Dados de anotação de caixas:
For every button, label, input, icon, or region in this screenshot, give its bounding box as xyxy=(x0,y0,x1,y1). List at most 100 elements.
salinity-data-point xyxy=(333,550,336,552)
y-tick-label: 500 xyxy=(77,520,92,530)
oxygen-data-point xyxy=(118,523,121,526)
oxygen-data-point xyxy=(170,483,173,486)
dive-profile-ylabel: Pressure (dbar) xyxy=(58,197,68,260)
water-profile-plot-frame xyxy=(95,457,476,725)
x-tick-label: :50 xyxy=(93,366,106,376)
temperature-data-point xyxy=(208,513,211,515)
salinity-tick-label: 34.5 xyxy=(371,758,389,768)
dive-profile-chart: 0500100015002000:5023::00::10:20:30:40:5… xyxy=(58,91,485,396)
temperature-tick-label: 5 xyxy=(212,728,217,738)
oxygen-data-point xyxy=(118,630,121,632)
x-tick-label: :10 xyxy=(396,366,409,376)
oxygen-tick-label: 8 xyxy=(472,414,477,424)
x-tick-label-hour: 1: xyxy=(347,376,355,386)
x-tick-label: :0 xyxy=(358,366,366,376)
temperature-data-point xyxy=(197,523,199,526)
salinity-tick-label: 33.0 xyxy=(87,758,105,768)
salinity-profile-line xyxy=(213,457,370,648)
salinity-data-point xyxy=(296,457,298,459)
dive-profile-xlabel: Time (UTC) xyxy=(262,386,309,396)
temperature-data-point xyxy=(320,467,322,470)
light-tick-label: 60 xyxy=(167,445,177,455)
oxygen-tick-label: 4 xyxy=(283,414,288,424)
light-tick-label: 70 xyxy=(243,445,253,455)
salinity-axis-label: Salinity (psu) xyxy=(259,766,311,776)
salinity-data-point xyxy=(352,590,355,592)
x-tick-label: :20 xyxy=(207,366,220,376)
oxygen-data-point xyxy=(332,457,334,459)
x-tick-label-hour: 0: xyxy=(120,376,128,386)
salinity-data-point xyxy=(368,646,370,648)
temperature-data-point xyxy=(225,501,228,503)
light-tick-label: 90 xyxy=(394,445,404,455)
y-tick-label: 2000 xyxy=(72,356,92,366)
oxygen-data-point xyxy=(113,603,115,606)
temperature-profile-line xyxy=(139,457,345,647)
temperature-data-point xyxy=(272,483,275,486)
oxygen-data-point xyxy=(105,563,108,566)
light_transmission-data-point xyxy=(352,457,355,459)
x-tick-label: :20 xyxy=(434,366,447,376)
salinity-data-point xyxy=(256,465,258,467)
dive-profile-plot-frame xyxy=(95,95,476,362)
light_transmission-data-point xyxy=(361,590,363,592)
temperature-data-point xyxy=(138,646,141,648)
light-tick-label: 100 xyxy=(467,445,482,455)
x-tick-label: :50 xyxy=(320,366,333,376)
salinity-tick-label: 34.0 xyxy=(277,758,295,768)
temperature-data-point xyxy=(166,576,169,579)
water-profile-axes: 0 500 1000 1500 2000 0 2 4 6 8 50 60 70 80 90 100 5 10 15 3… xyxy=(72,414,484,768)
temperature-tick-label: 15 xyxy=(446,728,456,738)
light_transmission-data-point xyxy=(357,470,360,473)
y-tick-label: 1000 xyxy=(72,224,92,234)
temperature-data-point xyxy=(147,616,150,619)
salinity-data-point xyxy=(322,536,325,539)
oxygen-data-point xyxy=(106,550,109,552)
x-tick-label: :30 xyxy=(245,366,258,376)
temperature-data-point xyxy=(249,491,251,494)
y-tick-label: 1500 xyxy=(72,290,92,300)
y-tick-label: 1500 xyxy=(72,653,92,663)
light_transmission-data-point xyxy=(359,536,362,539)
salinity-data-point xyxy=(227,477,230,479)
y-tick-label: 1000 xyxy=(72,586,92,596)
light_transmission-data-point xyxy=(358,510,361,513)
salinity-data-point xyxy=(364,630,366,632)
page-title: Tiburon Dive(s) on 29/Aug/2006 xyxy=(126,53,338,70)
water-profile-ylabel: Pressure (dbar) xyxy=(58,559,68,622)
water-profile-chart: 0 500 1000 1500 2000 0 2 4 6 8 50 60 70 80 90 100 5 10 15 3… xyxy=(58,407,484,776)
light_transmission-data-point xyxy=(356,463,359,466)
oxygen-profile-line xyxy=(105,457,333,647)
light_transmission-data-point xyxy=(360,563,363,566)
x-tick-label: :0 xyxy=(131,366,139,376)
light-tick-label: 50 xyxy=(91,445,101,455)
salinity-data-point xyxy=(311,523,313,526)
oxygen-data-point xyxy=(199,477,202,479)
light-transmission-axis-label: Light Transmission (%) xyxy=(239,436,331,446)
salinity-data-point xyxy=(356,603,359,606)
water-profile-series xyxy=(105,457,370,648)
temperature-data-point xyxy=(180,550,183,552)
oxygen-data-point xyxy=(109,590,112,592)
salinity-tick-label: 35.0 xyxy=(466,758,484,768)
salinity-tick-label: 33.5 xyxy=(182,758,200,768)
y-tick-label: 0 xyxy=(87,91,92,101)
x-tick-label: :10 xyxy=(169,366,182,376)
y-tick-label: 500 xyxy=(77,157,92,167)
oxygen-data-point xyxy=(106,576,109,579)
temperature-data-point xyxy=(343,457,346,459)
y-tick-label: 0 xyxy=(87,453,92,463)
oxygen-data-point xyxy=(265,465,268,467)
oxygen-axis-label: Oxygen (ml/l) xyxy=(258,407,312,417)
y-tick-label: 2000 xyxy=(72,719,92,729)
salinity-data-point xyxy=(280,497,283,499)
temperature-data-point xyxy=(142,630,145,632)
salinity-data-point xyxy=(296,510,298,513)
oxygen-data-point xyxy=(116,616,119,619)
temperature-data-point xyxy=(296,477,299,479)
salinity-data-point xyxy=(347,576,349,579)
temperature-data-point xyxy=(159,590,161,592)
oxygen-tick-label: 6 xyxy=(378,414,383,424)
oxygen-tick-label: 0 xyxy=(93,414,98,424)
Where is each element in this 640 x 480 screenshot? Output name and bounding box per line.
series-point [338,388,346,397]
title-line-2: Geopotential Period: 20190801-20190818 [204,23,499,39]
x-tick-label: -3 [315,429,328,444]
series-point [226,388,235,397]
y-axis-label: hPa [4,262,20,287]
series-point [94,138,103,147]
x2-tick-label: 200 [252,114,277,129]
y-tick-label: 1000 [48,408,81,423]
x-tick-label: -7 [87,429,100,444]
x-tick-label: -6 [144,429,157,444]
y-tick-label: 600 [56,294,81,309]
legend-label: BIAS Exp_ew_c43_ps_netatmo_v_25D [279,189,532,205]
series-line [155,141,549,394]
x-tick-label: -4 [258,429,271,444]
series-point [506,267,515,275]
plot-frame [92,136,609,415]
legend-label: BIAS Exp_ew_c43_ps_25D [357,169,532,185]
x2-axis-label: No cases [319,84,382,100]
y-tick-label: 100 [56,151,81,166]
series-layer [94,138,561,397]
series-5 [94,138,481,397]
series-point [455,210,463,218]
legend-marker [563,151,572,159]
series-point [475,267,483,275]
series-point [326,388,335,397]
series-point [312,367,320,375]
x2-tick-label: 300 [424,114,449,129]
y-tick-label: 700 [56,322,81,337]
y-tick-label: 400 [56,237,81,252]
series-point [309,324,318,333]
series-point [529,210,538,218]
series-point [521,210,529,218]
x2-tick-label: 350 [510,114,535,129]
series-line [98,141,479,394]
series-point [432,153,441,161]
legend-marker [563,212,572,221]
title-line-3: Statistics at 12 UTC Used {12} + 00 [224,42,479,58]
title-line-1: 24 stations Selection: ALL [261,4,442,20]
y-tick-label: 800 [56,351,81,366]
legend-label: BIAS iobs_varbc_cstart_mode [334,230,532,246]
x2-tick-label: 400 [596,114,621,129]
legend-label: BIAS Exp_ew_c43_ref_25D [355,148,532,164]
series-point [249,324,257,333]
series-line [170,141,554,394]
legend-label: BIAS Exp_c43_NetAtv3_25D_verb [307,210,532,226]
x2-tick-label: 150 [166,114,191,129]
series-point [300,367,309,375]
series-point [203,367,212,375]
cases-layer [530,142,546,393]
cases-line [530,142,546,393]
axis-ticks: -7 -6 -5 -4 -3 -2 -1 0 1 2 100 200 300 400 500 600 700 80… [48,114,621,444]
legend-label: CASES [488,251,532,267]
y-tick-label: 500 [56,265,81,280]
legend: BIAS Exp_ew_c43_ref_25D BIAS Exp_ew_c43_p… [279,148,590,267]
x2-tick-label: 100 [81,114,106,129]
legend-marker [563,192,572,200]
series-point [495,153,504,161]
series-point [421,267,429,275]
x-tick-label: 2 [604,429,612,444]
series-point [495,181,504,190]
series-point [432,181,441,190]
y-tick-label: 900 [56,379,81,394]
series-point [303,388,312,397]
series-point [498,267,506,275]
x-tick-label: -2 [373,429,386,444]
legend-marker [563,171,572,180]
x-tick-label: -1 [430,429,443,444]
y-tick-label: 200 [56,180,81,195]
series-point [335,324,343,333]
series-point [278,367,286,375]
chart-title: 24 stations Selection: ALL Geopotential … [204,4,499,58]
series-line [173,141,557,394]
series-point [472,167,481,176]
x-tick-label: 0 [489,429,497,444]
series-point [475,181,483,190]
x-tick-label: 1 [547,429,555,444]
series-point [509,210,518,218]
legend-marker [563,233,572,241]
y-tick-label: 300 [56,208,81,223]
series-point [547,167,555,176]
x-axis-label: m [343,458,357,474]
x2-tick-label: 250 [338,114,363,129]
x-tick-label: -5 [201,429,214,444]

(EXERCÍCIO ESCRITO) Converta em uma tabela Markdown as linhas que vão do começo dos dados até a linha com "salinity-tick-label: 34.5 xyxy=(371,758,389,768)", incluindo esta. Use a coluna Nº para o número de cada linha e a coluna Conteúdo para o texto dela, sem incluir linhas em branco.

(RESULTADO DO EXERCÍCIO)
| Nº | Conteúdo |
|---|---|
| 1 | For every button, label, input, icon, or region in this screenshot, give its bounding box as xyxy=(x0,y0,x1,y1). List at most 100 elements. |
| 2 | salinity-data-point xyxy=(333,550,336,552) |
| 3 | y-tick-label: 500 xyxy=(77,520,92,530) |
| 4 | oxygen-data-point xyxy=(118,523,121,526) |
| 5 | oxygen-data-point xyxy=(170,483,173,486) |
| 6 | dive-profile-ylabel: Pressure (dbar) xyxy=(58,197,68,260) |
| 7 | water-profile-plot-frame xyxy=(95,457,476,725) |
| 8 | x-tick-label: :50 xyxy=(93,366,106,376) |
| 9 | temperature-data-point xyxy=(208,513,211,515) |
| 10 | salinity-tick-label: 34.5 xyxy=(371,758,389,768) |